* Work request 1:
Rewrite the paragraph of the LiveDuel article that begins "LiveDuel, a Cork-based sports betting start-up" as a short bulleted list, keeping its main facts.
* Work request 2:
For each statement below, say whether the LiveDuel article supports it. Answer yes or no, and quote the words from the article that decide it.
(a) LiveDuel was founded in 2021.
(b) The company currently employs ten people.
(c) Users of the platform bet against a sportsbook.
* Work request 3:
Continue the article about the Cork betting start-up LiveDuel from its final sentence.

* Text block:
>>>

Making it Work

All bets are on for Cork sports gambling start-up LiveDuel

The firm will initially be targeting its betting platform at markets in Latin America, Africa and south-east Asia

Will Martin, co-founder of LiveDuel. The business has developed a sports betting platform aimed at the younger generation coming onto the market. Picture: John Allen

LiveDuel, a Cork-based sports betting start-up, expects to go live with its product later this year after it closes a funding round of $2.5 million (€2.3 million). The firm, which was founded by Will Martin, Alex Djordjevic and Laura Bosazzi in 2021, currently has six staff and has raised €250,000 in funding to date.

The business has developed a sports betting platform aimed at the younger generation coming onto the market. It operates under the hood like an exchange, with all action and winnings solely determined by the user betting movement, playing against each other rather than a sportsbook itself.

<<<

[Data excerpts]
>>>

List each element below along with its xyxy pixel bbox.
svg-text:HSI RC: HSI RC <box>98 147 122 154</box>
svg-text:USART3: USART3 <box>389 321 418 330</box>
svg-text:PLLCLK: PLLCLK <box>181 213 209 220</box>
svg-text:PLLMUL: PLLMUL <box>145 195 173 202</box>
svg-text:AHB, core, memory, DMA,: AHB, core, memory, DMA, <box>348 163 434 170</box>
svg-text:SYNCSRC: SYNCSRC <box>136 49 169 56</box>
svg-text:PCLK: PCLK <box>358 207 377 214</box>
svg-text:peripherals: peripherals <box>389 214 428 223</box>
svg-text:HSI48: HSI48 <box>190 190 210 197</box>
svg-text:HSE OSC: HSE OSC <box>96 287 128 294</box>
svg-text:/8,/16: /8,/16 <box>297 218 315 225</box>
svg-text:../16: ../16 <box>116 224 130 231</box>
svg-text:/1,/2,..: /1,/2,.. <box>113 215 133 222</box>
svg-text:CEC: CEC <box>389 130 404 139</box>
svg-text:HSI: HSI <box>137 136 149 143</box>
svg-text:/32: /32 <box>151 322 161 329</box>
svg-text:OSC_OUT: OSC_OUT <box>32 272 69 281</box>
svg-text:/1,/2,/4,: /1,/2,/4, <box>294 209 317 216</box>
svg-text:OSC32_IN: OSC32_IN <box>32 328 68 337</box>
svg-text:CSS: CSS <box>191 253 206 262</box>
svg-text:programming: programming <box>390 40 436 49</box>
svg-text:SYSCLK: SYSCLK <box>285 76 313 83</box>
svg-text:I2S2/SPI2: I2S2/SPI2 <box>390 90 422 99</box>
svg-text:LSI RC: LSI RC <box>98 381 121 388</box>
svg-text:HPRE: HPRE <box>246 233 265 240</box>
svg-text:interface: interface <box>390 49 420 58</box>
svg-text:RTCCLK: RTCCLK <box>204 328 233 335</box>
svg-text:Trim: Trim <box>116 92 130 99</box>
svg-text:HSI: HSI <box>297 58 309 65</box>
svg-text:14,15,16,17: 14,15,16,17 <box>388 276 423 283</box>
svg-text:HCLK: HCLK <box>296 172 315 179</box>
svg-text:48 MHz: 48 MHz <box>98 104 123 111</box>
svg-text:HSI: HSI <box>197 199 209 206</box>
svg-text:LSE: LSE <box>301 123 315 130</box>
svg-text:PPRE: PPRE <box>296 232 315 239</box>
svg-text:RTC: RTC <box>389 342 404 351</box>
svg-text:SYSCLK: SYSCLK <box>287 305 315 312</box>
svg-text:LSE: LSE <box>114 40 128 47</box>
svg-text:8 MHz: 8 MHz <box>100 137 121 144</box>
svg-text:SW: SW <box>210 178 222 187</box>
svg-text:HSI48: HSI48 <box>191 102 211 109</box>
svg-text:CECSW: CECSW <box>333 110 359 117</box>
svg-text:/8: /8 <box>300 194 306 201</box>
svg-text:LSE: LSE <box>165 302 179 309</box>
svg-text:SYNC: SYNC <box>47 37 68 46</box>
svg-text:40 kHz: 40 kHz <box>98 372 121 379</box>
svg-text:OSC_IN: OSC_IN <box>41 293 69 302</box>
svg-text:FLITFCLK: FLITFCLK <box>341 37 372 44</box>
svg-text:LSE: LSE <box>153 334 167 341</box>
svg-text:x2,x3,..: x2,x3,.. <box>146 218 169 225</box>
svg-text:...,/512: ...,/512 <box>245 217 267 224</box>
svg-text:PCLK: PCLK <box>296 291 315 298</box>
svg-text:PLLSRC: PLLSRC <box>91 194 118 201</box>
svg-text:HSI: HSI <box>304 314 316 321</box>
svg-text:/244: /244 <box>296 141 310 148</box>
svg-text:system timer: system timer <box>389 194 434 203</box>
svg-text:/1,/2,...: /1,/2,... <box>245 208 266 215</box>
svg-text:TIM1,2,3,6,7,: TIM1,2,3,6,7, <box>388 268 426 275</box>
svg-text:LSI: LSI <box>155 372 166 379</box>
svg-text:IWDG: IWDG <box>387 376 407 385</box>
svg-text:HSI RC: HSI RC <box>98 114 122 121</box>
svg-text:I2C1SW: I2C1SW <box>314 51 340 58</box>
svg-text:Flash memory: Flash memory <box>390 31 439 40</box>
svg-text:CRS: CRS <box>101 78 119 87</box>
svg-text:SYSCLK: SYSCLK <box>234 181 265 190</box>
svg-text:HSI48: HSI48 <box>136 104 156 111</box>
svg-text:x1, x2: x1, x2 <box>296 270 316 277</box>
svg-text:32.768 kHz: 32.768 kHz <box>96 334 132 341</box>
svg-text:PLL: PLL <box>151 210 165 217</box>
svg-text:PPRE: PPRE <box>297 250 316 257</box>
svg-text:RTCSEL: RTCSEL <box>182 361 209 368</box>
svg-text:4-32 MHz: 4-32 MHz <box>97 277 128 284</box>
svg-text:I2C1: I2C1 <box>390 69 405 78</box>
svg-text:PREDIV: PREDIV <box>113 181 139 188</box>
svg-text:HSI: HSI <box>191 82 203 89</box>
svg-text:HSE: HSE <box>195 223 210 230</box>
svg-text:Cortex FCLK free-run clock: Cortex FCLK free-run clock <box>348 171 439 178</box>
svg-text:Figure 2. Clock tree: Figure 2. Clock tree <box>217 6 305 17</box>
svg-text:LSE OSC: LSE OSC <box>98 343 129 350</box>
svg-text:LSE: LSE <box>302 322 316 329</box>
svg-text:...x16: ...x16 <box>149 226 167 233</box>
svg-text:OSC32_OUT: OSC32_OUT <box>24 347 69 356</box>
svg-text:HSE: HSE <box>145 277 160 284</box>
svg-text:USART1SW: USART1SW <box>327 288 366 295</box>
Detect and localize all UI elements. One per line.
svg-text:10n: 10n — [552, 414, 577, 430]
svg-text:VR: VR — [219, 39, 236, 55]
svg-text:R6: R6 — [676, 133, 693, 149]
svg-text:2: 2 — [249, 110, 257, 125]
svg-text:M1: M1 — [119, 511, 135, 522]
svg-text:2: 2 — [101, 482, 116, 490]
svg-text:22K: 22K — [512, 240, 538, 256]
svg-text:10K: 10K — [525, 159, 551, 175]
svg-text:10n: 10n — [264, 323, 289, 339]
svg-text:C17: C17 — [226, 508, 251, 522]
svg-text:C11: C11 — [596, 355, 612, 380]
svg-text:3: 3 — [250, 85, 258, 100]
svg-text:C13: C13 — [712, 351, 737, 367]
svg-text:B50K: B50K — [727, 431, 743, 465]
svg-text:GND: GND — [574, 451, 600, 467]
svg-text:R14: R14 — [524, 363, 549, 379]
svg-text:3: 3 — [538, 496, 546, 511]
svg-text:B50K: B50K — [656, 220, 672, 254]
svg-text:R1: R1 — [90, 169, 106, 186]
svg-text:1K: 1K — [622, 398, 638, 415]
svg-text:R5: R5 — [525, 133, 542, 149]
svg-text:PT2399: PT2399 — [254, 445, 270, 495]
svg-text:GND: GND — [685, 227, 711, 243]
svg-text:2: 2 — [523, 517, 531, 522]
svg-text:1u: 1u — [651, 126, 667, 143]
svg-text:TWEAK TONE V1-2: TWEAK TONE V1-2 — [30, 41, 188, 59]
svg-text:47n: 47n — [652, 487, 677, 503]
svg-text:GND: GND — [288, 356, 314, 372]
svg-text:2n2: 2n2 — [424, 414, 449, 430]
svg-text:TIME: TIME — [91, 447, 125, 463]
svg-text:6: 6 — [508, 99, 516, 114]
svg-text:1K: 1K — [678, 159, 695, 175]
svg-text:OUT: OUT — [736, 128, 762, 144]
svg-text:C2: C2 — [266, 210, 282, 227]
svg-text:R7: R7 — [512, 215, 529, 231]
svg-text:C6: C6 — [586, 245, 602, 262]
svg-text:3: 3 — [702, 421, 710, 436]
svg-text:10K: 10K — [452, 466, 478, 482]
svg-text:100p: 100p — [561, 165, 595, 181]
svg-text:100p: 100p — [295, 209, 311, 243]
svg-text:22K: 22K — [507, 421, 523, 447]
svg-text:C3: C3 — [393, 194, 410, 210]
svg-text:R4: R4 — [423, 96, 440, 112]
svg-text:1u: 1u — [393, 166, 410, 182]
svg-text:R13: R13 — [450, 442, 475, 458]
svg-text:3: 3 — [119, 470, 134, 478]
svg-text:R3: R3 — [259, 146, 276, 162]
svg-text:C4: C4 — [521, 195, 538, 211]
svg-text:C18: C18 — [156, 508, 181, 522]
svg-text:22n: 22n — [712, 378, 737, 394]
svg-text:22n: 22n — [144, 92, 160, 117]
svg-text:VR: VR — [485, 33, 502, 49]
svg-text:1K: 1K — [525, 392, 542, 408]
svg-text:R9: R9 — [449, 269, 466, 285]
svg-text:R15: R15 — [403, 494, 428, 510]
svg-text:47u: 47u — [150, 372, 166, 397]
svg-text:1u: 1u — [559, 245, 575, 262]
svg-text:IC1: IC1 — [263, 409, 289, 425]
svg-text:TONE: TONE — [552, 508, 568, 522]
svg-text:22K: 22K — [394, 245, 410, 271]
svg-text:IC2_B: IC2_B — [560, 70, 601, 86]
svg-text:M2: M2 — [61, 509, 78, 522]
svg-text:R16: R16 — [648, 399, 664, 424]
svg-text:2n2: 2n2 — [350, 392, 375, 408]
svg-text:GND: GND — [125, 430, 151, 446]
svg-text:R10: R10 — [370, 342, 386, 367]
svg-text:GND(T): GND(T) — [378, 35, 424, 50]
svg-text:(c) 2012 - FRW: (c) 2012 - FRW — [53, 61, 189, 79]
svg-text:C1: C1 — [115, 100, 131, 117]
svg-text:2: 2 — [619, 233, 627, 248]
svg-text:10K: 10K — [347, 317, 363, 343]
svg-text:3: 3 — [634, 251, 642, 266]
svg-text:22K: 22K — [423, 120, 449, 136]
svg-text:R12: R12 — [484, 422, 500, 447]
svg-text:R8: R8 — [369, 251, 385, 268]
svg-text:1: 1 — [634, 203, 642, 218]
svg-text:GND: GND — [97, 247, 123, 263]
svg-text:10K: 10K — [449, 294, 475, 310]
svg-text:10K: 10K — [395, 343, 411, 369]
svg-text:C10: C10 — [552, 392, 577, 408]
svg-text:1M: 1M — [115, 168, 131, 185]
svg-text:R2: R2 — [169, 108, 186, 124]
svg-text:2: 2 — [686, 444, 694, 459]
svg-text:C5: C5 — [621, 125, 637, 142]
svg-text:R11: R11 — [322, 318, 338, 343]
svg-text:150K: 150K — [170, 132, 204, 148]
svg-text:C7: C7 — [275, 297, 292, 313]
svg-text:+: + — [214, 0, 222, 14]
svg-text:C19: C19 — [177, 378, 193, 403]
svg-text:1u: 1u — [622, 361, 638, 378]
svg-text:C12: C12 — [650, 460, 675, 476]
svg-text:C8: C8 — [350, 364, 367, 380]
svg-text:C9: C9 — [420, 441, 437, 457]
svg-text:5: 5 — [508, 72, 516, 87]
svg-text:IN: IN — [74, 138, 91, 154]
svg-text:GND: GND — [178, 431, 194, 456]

<<<

* Answer box 1:
- LiveDuel is a sports betting start-up based in Cork.
- It expects to go live with its product later this year, after closing a funding round of $2.5 million (€2.3 million).
- Will Martin, Alex Djordjevic and Laura Bosazzi founded it in 2021.
- It currently has six staff.
- It has raised €250,000 in funding to date.

* Answer box 2:
(a) Yes: "founded by Will Martin, Alex Djordjevic and Laura Bosazzi in 2021"
(b) No: "currently has six staff"
(c) No: "playing against each other rather than a sportsbook itself"

* Answer box 3:
The part that faces the consumer, however, appears more like a traditional sportsbook, to simplify the interface for punters.

Company Details

Founded by: Will Martin, Alex Djordjevic and Laura Bosazzi in 2021

Staff: 6

Funding: €250,000

“We’re targeting digital natives. A lot has changed since sports betting moved online 25 years ago, so we’ve built LiveDuel with modern consumers in mind. We have a clean user experience and interface but it operates like an exchange, so you are not playing against the house. You’re playing against the market,” Martin told the Business Post.

“Betfair and others like them were very innovative 25 years ago, but nothing has really changed with those products since then. We’re simplifying the user experience. Traditional exchanges were built by traders for traders, but miss the mark with the average sports fan.”

LiveDuel is deliberately offering fewer choices than most exchanges. This is due to users getting “glassy eyed”, as Martin put it, by an average of 18 options per football match on a betting exchange compared to three on a sportsbook. The goal of his business is to provide all the fairness of odds delivered through exchanges in a way that is more user-friendly.

Community

“We’re focused on building a community around content. If you think about a traditional sportsbook, as the house it is rooting for its users to lose. By removing ourselves as the house, we can be more focused on content to build a community,” he said.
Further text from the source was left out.